Extracted records
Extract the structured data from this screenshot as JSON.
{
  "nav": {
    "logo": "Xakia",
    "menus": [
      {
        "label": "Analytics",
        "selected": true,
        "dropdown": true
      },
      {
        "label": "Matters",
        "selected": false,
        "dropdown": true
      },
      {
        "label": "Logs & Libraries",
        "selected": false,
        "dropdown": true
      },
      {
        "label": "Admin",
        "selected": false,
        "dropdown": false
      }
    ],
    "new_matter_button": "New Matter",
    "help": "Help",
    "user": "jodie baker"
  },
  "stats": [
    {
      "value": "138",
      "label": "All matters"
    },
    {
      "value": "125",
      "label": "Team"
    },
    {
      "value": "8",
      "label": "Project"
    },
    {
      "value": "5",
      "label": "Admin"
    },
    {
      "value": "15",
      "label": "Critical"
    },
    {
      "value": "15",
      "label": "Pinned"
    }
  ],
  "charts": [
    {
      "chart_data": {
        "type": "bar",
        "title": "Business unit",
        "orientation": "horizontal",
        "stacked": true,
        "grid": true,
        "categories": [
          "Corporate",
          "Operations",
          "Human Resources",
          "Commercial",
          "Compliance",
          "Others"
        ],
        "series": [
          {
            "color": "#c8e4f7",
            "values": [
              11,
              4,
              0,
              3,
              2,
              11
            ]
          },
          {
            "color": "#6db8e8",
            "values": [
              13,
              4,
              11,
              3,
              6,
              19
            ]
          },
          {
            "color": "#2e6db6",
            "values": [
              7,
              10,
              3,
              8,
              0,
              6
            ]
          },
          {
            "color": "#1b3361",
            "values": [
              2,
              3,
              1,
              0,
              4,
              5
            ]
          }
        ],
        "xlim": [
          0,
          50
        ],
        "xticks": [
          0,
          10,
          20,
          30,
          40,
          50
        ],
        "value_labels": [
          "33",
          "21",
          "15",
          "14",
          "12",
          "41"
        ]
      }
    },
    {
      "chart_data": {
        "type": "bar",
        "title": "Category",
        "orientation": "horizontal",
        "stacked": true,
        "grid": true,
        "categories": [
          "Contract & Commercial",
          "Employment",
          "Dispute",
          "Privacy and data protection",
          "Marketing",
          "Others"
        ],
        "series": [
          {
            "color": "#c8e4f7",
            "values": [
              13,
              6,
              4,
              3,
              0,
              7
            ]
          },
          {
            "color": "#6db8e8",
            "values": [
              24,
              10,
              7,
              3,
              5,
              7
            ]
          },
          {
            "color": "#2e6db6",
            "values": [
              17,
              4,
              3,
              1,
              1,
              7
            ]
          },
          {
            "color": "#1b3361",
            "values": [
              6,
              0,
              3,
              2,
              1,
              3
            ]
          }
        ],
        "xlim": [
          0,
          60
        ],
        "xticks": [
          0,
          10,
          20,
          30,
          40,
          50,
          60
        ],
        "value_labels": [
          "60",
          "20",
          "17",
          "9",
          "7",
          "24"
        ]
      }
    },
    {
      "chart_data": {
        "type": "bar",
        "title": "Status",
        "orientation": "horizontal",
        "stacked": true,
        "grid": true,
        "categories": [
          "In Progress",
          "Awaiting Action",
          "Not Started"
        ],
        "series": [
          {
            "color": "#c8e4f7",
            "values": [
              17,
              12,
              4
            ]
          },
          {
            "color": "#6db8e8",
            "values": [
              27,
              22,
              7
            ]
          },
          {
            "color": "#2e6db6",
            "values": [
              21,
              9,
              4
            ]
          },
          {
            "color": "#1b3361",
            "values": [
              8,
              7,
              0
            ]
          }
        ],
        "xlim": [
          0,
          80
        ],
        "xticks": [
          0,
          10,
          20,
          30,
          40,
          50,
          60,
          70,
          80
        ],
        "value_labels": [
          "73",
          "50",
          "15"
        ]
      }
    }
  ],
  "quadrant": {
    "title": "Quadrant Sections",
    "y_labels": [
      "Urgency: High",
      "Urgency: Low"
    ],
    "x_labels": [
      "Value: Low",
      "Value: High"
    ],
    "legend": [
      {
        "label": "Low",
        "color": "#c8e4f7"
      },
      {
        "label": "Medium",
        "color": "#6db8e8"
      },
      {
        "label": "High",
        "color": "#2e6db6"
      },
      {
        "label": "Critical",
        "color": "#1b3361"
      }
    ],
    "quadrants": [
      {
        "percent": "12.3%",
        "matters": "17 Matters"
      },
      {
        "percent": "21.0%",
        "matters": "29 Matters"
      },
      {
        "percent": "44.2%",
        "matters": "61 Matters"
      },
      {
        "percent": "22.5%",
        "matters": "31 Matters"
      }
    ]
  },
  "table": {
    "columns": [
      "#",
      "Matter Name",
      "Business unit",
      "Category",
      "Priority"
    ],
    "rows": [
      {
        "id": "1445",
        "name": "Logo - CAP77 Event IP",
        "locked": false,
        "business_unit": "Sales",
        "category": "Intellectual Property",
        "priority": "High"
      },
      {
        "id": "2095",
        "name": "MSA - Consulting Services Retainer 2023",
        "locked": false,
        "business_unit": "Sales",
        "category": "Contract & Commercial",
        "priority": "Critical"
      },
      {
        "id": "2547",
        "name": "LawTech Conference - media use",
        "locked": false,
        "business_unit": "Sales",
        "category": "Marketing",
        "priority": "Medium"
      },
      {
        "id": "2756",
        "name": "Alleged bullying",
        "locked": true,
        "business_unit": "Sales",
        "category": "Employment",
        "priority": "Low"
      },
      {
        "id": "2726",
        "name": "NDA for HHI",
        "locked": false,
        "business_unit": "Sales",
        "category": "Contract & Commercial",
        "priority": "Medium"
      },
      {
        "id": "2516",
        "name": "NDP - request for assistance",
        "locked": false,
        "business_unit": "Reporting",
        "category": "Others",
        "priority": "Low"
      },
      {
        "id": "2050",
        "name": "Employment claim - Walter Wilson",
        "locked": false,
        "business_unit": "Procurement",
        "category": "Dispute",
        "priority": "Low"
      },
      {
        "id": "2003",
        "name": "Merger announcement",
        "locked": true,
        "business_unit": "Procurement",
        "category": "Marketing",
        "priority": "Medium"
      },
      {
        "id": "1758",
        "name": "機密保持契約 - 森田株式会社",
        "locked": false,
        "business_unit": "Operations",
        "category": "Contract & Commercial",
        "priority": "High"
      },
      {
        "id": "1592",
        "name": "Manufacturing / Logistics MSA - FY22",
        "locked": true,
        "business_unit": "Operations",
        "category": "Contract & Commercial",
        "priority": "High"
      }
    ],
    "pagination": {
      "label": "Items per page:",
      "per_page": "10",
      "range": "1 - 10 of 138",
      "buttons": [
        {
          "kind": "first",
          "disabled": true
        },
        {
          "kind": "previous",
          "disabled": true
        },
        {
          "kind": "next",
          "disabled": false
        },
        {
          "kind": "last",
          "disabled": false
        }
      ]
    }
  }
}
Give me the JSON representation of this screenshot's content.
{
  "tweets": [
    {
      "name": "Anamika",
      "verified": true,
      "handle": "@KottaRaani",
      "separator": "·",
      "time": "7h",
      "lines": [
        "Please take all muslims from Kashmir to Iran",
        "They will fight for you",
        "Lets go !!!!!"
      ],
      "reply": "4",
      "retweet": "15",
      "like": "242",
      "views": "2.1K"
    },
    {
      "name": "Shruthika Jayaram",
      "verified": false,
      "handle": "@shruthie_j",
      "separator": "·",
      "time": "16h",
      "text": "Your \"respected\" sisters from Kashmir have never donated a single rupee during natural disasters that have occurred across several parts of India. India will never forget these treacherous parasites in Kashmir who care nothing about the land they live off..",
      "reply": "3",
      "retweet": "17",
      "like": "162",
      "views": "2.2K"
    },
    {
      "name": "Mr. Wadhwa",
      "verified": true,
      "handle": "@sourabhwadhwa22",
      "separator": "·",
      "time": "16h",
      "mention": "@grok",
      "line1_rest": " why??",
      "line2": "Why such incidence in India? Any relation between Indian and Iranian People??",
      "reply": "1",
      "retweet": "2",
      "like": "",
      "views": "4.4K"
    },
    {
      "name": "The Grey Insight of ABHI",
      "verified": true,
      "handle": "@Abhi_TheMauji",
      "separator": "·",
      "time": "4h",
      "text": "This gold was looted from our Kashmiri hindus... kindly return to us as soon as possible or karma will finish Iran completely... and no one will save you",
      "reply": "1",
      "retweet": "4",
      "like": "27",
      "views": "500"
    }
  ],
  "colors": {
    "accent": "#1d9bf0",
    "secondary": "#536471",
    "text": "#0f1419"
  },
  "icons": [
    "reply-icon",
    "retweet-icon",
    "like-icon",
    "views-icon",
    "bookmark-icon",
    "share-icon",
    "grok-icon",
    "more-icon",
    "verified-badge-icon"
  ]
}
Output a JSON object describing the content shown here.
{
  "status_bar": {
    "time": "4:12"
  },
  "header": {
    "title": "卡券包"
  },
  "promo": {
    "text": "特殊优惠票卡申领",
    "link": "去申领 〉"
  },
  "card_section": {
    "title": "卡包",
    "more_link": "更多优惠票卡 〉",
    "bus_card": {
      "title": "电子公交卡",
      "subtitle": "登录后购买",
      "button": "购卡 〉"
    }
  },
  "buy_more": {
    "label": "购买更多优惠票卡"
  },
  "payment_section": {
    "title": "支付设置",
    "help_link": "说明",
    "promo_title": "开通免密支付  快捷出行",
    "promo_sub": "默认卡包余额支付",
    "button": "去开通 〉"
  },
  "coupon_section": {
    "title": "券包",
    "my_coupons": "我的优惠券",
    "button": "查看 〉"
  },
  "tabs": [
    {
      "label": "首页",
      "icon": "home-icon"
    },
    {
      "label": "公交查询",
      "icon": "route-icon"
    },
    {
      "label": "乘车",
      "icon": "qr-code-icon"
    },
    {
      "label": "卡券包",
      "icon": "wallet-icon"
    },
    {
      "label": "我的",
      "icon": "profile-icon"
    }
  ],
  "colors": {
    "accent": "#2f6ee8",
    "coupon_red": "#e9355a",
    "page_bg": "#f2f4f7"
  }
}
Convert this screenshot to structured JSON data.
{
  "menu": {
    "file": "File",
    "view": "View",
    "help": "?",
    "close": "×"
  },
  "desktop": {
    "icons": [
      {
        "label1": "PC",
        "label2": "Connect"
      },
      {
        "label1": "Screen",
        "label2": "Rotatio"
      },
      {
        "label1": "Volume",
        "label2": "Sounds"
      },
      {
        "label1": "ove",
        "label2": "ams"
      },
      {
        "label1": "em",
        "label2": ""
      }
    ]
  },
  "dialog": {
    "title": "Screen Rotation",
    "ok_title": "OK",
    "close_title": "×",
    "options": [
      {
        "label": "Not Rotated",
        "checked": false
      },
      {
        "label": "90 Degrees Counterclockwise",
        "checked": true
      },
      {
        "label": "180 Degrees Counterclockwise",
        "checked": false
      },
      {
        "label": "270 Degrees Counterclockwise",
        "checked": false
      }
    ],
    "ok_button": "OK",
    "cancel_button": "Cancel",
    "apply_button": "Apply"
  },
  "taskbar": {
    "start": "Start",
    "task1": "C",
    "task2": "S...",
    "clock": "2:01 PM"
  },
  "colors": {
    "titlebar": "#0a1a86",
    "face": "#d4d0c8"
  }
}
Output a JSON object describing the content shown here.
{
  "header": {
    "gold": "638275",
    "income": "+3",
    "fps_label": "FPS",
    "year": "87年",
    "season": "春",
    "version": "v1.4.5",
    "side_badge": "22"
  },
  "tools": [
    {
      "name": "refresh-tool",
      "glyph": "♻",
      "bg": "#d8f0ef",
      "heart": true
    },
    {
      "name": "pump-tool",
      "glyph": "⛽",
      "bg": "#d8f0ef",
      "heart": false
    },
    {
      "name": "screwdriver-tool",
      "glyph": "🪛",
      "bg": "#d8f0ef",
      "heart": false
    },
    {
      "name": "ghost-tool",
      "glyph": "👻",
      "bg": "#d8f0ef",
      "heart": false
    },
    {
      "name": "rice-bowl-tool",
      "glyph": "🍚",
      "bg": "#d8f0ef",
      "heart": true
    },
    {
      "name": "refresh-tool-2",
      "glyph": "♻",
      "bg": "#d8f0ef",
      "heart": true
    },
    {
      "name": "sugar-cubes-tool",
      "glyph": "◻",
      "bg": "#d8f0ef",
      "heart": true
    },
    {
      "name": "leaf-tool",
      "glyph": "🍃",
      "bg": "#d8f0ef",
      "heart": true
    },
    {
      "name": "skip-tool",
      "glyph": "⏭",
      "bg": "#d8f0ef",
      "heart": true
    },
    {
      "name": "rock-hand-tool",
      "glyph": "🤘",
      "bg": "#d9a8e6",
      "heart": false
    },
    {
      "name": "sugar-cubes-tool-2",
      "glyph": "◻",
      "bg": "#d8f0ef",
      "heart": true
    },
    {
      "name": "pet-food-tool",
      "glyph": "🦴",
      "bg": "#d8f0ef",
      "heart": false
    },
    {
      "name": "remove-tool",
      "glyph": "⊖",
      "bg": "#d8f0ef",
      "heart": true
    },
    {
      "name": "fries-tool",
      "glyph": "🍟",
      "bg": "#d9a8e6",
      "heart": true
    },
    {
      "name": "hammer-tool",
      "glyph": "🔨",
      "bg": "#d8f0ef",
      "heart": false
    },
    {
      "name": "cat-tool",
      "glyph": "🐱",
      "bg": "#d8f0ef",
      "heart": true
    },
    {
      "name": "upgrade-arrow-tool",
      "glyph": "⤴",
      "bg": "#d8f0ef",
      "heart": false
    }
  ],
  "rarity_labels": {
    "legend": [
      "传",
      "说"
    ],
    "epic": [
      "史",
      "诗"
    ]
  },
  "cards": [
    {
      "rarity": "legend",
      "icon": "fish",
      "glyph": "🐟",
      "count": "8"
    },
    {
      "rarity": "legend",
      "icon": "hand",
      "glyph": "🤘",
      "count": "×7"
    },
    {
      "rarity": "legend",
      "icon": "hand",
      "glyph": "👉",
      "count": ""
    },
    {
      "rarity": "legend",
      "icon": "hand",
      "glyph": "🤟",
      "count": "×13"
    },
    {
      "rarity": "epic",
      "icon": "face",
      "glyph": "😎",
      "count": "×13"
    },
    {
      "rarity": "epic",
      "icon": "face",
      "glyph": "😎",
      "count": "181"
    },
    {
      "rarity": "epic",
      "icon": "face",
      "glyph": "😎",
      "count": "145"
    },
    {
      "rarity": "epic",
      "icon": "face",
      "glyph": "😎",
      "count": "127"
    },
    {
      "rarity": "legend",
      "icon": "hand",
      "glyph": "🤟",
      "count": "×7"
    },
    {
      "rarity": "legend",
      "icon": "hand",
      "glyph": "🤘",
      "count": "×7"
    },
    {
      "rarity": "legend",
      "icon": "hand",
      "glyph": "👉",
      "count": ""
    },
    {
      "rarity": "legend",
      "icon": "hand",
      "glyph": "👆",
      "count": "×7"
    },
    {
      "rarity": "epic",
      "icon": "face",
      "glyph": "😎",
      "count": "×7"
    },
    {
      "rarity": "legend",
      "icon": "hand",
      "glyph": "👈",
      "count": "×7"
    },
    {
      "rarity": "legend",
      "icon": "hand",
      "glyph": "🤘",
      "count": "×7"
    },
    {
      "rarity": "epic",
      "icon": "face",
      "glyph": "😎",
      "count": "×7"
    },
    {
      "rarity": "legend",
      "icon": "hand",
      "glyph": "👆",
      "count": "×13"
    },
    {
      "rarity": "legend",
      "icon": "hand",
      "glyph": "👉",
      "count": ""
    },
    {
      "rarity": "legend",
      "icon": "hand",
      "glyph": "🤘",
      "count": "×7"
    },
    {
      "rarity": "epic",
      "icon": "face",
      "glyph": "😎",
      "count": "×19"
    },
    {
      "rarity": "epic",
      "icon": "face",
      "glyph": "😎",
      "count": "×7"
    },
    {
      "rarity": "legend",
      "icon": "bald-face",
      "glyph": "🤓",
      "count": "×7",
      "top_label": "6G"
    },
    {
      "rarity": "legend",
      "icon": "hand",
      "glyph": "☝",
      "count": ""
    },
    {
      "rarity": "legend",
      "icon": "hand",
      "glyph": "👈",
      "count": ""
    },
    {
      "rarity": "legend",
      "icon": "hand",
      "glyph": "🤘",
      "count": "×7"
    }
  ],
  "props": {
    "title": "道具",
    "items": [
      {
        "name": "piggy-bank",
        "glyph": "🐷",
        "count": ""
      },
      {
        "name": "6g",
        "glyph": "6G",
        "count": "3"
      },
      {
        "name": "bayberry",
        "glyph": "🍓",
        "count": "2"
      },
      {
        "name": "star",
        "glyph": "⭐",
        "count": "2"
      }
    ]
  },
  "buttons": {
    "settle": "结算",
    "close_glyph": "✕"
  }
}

- _Exercise description_: Collect the complete line wherever the string "reply" appears in the records.

- _Response below_:
      "reply": "4",
      "reply": "3",
      "reply": "1",
      "reply": "1",
    "reply-icon",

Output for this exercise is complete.